All of the entries need to be written out again, exactly as they are.

-- -- --

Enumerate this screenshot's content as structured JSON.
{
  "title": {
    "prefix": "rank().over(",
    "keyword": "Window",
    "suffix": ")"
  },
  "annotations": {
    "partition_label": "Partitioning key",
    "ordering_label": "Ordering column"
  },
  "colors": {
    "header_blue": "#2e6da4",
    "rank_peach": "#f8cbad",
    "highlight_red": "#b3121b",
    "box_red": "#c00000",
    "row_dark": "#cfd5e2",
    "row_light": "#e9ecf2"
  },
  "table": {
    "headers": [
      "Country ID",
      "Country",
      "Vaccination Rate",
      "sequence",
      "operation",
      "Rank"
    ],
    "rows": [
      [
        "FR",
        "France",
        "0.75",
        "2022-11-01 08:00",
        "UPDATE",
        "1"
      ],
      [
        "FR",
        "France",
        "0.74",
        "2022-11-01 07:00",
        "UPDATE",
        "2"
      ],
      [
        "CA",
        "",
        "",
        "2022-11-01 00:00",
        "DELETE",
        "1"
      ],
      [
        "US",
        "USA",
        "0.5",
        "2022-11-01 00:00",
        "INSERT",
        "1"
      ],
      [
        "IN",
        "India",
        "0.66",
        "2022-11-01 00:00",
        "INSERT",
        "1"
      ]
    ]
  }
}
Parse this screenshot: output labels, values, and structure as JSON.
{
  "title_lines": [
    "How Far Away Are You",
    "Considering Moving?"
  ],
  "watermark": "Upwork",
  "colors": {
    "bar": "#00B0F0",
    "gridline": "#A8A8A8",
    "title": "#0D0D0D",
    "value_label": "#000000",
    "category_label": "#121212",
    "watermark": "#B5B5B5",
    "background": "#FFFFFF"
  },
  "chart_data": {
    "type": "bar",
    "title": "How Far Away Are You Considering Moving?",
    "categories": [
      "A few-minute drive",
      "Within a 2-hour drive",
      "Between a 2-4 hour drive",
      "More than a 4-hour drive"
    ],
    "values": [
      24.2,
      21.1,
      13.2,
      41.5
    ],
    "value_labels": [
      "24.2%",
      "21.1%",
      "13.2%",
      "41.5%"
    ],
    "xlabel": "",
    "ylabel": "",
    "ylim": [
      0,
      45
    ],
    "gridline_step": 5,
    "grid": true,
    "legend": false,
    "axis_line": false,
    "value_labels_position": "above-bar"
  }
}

-- -- --

Result ::
Enumerate this screenshot's content as structured JSON.
{
  "title": {
    "prefix": "rank().over(",
    "keyword": "Window",
    "suffix": ")"
  },
  "annotations": {
    "partition_label": "Partitioning key",
    "ordering_label": "Ordering column"
  },
  "colors": {
    "header_blue": "#2e6da4",
    "rank_peach": "#f8cbad",
    "highlight_red": "#b3121b",
    "box_red": "#c00000",
    "row_dark": "#cfd5e2",
    "row_light": "#e9ecf2"
  },
  "table": {
    "headers": [
      "Country ID",
      "Country",
      "Vaccination Rate",
      "sequence",
      "operation",
      "Rank"
    ],
    "rows": [
      [
        "FR",
        "France",
        "0.75",
        "2022-11-01 08:00",
        "UPDATE",
        "1"
      ],
      [
        "FR",
        "France",
        "0.74",
        "2022-11-01 07:00",
        "UPDATE",
        "2"
      ],
      [
        "CA",
        "",
        "",
        "2022-11-01 00:00",
        "DELETE",
        "1"
      ],
      [
        "US",
        "USA",
        "0.5",
        "2022-11-01 00:00",
        "INSERT",
        "1"
      ],
      [
        "IN",
        "India",
        "0.66",
        "2022-11-01 00:00",
        "INSERT",
        "1"
      ]
    ]
  }
}
Parse this screenshot: output labels, values, and structure as JSON.
{
  "title_lines": [
    "How Far Away Are You",
    "Considering Moving?"
  ],
  "watermark": "Upwork",
  "colors": {
    "bar": "#00B0F0",
    "gridline": "#A8A8A8",
    "title": "#0D0D0D",
    "value_label": "#000000",
    "category_label": "#121212",
    "watermark": "#B5B5B5",
    "background": "#FFFFFF"
  },
  "chart_data": {
    "type": "bar",
    "title": "How Far Away Are You Considering Moving?",
    "categories": [
      "A few-minute drive",
      "Within a 2-hour drive",
      "Between a 2-4 hour drive",
      "More than a 4-hour drive"
    ],
    "values": [
      24.2,
      21.1,
      13.2,
      41.5
    ],
    "value_labels": [
      "24.2%",
      "21.1%",
      "13.2%",
      "41.5%"
    ],
    "xlabel": "",
    "ylabel": "",
    "ylim": [
      0,
      45
    ],
    "gridline_step": 5,
    "grid": true,
    "legend": false,
    "axis_line": false,
    "value_labels_position": "above-bar"
  }
}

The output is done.